▸ **Text provided**

I like your theories Nigel, but the idea that the Russian fleet is somehow going to invade our East coast Without warning doesn’t real stack up in this day and age. Cyber security is the real threat from Russia.

Nigel Collins
Guest
Nigel Collins

Cybersecurity is “one” of the real threats posed by Russia Robert.

I think you may have misunderstood me when you posted the idea that the “Russian fleet is somehow going to invade our East coast”

What I said was:

“And don’t forget, we have other friendly countries along our eastern seaboard including France who have the same potential threat from Russia as we do.

I was talking about defending the UK as a whole. Both Russia and China are rapidly modernising their armed forces and participating in joint military exercises.

For what purpose??

Plan for the worst and hope for the best in my opinion.

Nigel Collins
Guest
Nigel Collins

Also, see my post below with the attached link.

“I think this sums up my point very nicely Daniele!” I was simply looking at cheaper alternatives to defend our shores or deter would-be aggressors.

▸ **Excerpted records**
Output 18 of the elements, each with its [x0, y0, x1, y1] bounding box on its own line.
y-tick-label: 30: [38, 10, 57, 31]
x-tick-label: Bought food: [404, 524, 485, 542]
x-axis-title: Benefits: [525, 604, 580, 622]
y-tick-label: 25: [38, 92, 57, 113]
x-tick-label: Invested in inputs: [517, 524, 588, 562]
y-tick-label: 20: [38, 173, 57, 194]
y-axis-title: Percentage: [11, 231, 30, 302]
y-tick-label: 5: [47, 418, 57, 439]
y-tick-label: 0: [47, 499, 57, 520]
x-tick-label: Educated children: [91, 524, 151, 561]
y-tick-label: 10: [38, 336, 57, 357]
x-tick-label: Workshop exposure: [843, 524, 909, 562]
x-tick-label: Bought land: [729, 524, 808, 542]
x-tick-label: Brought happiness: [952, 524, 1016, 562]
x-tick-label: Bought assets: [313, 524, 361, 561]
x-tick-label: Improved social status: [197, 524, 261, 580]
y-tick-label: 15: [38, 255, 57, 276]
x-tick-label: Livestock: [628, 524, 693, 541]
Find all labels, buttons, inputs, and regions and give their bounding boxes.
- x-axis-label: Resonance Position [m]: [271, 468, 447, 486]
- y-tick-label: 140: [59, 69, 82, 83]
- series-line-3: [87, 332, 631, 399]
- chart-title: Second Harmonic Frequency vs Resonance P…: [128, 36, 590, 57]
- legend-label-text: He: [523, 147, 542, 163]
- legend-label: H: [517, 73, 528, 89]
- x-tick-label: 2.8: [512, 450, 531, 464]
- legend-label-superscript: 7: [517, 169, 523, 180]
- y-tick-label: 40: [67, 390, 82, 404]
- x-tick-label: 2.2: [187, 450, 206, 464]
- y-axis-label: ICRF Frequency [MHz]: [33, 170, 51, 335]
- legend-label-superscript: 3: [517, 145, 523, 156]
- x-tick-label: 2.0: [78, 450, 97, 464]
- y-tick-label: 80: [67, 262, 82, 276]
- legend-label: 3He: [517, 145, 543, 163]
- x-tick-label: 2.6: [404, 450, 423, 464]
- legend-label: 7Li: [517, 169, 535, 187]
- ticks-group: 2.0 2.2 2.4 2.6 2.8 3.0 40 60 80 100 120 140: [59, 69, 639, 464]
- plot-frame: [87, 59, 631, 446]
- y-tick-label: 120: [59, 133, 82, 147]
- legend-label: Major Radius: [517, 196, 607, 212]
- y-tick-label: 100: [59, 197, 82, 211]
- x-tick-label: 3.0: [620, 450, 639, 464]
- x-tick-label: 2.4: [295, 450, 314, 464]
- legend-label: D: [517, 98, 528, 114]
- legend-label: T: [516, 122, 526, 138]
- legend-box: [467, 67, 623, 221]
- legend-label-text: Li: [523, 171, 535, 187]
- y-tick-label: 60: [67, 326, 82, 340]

▸ **Request**
Please pick up the forum discussion above about defending the UK against threats from Russia and continue it from the end of its final comment.

▸ **Result below**
NSM-JSM VL being very useful and flexible assets!

Nigel Collins
Guest
Nigel Collins

I think this sums up my point very nicely Daniele! Also, think of the strike brigade concept I mentioned. “The U.S. Navy and Marine Corps want a land-based version of the new Naval Strike Missile. The two services envision using the missile to make adversaries stay away from U.S. and allied-held islands and shorelines, where they could face even better threats to the survival. It’s a modern-day take on the old practice of stationing big artillery guns on land prepared to duke it out with enemy ships. The revival of big power warfare against states like Russia and China has… Read more »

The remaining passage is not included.